# WHAT YOU HAVE TO DO
Reproduce the records below verbatim, covering the stretch from their very beginning through the line that contains "1281, 791, 1299]".
● ● ● ●
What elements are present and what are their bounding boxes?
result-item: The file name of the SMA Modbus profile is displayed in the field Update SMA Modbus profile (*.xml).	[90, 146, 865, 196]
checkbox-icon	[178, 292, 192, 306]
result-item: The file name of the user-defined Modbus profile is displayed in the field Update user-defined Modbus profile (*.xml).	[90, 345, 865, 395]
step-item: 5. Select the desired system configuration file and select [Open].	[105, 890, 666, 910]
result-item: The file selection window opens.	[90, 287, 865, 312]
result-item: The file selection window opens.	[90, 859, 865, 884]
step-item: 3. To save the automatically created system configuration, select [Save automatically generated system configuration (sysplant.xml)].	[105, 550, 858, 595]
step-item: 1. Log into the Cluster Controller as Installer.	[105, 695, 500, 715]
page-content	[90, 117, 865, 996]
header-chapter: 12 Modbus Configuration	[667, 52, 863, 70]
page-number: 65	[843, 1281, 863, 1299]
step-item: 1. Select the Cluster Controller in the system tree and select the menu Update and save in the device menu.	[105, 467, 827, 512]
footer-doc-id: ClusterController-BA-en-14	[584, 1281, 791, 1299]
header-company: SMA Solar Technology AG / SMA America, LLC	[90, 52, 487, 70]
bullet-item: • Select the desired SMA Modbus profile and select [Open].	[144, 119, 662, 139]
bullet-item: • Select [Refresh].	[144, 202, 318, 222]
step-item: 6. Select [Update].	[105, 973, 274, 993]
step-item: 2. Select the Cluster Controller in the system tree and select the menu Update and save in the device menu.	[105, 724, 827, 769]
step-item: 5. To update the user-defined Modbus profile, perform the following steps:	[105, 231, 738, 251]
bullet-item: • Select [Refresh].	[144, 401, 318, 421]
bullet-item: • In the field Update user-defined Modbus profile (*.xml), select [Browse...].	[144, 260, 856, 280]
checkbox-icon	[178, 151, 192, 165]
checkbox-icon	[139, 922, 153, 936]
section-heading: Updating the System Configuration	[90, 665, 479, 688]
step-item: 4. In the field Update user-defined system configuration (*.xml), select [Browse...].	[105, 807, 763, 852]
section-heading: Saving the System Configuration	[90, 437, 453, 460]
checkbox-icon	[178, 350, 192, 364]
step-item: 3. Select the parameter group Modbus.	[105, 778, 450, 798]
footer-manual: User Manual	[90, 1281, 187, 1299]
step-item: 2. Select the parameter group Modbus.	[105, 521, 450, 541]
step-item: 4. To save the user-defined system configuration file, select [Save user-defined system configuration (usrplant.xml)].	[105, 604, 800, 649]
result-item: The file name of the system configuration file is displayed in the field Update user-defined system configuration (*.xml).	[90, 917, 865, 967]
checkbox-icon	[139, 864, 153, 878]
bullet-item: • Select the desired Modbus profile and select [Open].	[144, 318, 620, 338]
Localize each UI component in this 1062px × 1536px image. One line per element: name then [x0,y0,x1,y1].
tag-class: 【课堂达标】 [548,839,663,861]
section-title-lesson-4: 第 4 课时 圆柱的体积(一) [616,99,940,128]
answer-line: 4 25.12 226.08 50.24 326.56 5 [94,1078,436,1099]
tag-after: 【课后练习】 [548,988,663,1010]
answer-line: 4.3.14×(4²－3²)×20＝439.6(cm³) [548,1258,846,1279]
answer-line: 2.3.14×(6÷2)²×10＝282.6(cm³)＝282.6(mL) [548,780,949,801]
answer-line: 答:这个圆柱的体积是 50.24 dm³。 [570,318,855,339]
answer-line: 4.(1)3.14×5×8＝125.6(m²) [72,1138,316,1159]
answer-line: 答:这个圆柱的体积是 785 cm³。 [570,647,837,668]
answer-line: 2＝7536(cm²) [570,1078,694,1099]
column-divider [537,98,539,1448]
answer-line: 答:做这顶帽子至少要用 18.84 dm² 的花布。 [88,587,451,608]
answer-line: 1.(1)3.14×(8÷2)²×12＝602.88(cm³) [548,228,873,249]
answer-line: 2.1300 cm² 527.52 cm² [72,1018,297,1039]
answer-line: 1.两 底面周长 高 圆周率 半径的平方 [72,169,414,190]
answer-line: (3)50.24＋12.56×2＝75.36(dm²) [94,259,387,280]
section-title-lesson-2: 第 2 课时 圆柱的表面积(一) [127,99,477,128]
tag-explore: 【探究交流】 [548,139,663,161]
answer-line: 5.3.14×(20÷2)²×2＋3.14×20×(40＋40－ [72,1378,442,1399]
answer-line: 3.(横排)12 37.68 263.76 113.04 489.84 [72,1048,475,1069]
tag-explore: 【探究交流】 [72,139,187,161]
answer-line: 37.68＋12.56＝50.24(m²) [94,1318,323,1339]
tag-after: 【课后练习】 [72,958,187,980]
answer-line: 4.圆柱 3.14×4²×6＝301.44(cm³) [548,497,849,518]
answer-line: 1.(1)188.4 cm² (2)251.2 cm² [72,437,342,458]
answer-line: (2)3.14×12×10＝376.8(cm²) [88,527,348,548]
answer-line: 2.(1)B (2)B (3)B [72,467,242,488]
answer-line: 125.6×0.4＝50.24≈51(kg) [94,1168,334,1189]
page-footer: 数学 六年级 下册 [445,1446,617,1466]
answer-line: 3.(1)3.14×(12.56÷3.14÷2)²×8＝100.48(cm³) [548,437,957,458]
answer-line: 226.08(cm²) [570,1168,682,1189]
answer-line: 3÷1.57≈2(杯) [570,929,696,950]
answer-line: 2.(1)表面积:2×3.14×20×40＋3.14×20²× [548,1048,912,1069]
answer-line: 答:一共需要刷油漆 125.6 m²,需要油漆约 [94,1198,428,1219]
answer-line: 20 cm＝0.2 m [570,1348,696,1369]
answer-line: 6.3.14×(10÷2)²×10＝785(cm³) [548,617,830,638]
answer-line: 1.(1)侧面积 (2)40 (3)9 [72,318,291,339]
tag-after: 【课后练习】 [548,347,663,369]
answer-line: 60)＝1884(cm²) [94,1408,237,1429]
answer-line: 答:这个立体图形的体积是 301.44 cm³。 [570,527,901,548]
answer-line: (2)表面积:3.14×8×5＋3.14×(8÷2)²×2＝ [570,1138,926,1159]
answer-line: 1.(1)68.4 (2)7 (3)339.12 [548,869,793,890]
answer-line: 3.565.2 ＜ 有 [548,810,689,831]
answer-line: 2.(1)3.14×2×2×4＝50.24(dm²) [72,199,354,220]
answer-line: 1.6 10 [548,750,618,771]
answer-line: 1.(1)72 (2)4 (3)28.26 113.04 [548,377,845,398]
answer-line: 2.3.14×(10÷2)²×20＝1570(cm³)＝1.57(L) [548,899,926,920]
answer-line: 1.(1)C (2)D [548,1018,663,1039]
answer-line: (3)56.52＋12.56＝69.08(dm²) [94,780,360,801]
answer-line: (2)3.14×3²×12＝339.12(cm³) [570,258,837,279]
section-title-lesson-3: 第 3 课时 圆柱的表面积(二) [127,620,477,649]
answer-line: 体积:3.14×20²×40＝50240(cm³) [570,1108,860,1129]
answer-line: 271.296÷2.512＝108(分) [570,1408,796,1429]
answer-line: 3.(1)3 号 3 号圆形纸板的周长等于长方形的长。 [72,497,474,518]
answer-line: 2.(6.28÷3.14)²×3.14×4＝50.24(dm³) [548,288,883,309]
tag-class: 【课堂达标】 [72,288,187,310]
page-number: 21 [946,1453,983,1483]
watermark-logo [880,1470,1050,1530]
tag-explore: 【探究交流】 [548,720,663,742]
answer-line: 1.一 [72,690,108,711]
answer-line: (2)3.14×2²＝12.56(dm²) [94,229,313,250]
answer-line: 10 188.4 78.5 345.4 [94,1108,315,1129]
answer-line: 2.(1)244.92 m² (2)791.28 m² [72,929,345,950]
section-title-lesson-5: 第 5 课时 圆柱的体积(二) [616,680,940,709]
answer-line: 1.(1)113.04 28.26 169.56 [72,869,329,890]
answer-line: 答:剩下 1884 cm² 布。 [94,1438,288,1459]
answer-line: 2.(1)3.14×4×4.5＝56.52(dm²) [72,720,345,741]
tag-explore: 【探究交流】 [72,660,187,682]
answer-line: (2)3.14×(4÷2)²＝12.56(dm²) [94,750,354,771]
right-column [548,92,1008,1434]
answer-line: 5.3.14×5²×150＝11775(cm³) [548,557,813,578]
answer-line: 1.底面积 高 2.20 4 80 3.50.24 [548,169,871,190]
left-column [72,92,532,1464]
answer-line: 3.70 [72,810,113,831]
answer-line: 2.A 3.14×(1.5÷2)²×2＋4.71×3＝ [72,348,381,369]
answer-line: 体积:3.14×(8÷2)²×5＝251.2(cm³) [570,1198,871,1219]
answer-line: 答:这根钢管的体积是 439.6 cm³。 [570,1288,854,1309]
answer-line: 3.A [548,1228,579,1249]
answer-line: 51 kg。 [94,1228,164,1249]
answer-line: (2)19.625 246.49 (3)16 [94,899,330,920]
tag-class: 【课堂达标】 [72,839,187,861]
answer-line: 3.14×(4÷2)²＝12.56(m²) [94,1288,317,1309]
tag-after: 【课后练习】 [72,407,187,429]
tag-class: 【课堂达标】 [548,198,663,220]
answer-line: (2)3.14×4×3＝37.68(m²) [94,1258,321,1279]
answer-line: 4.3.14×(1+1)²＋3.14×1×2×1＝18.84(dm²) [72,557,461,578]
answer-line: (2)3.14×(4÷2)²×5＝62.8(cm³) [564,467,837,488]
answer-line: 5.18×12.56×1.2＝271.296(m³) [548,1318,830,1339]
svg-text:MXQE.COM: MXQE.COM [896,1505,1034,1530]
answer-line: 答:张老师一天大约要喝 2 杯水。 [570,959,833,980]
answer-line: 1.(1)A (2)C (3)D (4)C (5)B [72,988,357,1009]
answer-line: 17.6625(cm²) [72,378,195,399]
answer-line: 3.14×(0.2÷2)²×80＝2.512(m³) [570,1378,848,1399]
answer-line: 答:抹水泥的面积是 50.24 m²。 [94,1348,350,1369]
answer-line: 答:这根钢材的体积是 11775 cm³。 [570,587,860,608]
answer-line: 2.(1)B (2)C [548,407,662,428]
● ● ● ●
# IN RESPONSE
What elements are present and what are their bounding boxes?
result-item: The file name of the SMA Modbus profile is displayed in the field Update SMA Modbus profile (*.xml).	[90, 146, 865, 196]
checkbox-icon	[178, 292, 192, 306]
result-item: The file name of the user-defined Modbus profile is displayed in the field Update user-defined Modbus profile (*.xml).	[90, 345, 865, 395]
step-item: 5. Select the desired system configuration file and select [Open].	[105, 890, 666, 910]
result-item: The file selection window opens.	[90, 287, 865, 312]
result-item: The file selection window opens.	[90, 859, 865, 884]
step-item: 3. To save the automatically created system configuration, select [Save automatically generated system configuration (sysplant.xml)].	[105, 550, 858, 595]
step-item: 1. Log into the Cluster Controller as Installer.	[105, 695, 500, 715]
page-content	[90, 117, 865, 996]
header-chapter: 12 Modbus Configuration	[667, 52, 863, 70]
page-number: 65	[843, 1281, 863, 1299]
step-item: 1. Select the Cluster Controller in the system tree and select the menu Update and save in the device menu.	[105, 467, 827, 512]
footer-doc-id: ClusterController-BA-en-14	[584, 1281, 791, 1299]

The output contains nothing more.